OBJECTIVE: Keep the wording of each record exactly the same when you repeat it, and leave out pictures.
— Start of DATA FOR THIS TASK —
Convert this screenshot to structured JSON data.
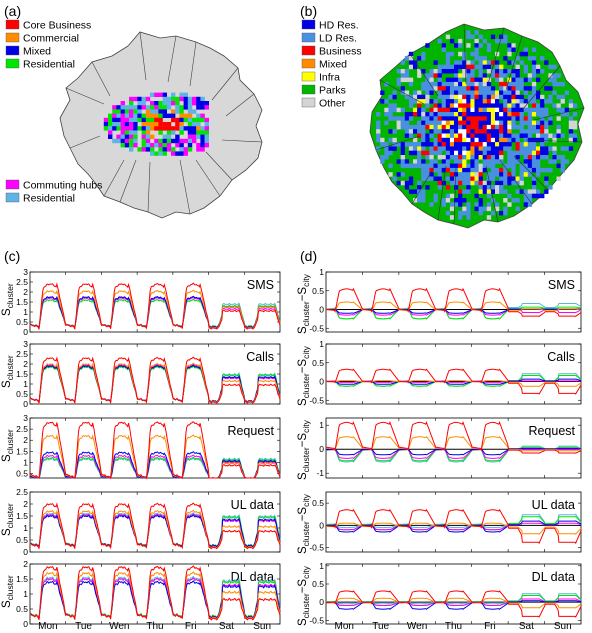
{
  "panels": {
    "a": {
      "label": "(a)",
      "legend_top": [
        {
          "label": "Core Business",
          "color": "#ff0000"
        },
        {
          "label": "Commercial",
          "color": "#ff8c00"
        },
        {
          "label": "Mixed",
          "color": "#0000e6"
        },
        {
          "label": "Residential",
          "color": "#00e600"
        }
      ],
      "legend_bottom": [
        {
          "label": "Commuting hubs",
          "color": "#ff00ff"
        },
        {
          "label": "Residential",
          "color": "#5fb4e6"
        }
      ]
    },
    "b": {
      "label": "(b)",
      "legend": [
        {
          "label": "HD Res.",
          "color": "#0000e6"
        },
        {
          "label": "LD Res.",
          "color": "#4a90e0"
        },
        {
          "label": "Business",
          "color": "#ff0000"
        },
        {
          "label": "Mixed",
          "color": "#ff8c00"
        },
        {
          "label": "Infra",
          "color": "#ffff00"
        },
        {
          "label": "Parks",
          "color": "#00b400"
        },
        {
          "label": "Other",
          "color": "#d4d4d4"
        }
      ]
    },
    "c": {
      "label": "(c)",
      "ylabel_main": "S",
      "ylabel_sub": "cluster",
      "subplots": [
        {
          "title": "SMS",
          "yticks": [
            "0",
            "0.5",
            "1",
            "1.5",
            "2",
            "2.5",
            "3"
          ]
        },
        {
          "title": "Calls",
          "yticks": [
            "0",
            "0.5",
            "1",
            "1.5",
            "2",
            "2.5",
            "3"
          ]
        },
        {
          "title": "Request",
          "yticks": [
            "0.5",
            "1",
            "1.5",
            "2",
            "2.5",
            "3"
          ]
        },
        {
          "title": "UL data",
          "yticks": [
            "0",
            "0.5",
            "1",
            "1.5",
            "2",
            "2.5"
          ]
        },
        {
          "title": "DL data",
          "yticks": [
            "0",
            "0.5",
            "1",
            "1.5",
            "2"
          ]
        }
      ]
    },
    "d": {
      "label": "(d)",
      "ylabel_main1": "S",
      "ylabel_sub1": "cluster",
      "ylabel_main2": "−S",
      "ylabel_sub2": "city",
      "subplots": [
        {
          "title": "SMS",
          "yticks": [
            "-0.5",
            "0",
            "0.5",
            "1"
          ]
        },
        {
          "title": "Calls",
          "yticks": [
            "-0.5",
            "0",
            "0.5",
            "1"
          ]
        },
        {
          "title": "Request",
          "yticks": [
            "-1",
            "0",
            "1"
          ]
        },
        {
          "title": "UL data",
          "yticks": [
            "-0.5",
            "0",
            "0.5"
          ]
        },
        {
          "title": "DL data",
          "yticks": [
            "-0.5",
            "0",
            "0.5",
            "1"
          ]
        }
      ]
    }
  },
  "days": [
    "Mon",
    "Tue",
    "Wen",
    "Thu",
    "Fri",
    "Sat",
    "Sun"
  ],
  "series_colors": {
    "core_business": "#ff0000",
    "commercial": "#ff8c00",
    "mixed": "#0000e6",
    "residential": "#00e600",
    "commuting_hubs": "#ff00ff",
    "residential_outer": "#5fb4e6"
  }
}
— End of DATA FOR THIS TASK —
RIGHT ANSWER:
Convert this screenshot to structured JSON data.
{
  "panels": {
    "a": {
      "label": "(a)",
      "legend_top": [
        {
          "label": "Core Business",
          "color": "#ff0000"
        },
        {
          "label": "Commercial",
          "color": "#ff8c00"
        },
        {
          "label": "Mixed",
          "color": "#0000e6"
        },
        {
          "label": "Residential",
          "color": "#00e600"
        }
      ],
      "legend_bottom": [
        {
          "label": "Commuting hubs",
          "color": "#ff00ff"
        },
        {
          "label": "Residential",
          "color": "#5fb4e6"
        }
      ]
    },
    "b": {
      "label": "(b)",
      "legend": [
        {
          "label": "HD Res.",
          "color": "#0000e6"
        },
        {
          "label": "LD Res.",
          "color": "#4a90e0"
        },
        {
          "label": "Business",
          "color": "#ff0000"
        },
        {
          "label": "Mixed",
          "color": "#ff8c00"
        },
        {
          "label": "Infra",
          "color": "#ffff00"
        },
        {
          "label": "Parks",
          "color": "#00b400"
        },
        {
          "label": "Other",
          "color": "#d4d4d4"
        }
      ]
    },
    "c": {
      "label": "(c)",
      "ylabel_main": "S",
      "ylabel_sub": "cluster",
      "subplots": [
        {
          "title": "SMS",
          "yticks": [
            "0",
            "0.5",
            "1",
            "1.5",
            "2",
            "2.5",
            "3"
          ]
        },
        {
          "title": "Calls",
          "yticks": [
            "0",
            "0.5",
            "1",
            "1.5",
            "2",
            "2.5",
            "3"
          ]
        },
        {
          "title": "Request",
          "yticks": [
            "0.5",
            "1",
            "1.5",
            "2",
            "2.5",
            "3"
          ]
        },
        {
          "title": "UL data",
          "yticks": [
            "0",
            "0.5",
            "1",
            "1.5",
            "2",
            "2.5"
          ]
        },
        {
          "title": "DL data",
          "yticks": [
            "0",
            "0.5",
            "1",
            "1.5",
            "2"
          ]
        }
      ]
    },
    "d": {
      "label": "(d)",
      "ylabel_main1": "S",
      "ylabel_sub1": "cluster",
      "ylabel_main2": "−S",
      "ylabel_sub2": "city",
      "subplots": [
        {
          "title": "SMS",
          "yticks": [
            "-0.5",
            "0",
            "0.5",
            "1"
          ]
        },
        {
          "title": "Calls",
          "yticks": [
            "-0.5",
            "0",
            "0.5",
            "1"
          ]
        },
        {
          "title": "Request",
          "yticks": [
            "-1",
            "0",
            "1"
          ]
        },
        {
          "title": "UL data",
          "yticks": [
            "-0.5",
            "0",
            "0.5"
          ]
        },
        {
          "title": "DL data",
          "yticks": [
            "-0.5",
            "0",
            "0.5",
            "1"
          ]
        }
      ]
    }
  },
  "days": [
    "Mon",
    "Tue",
    "Wen",
    "Thu",
    "Fri",
    "Sat",
    "Sun"
  ],
  "series_colors": {
    "core_business": "#ff0000",
    "commercial": "#ff8c00",
    "mixed": "#0000e6",
    "residential": "#00e600",
    "commuting_hubs": "#ff00ff",
    "residential_outer": "#5fb4e6"
  }
}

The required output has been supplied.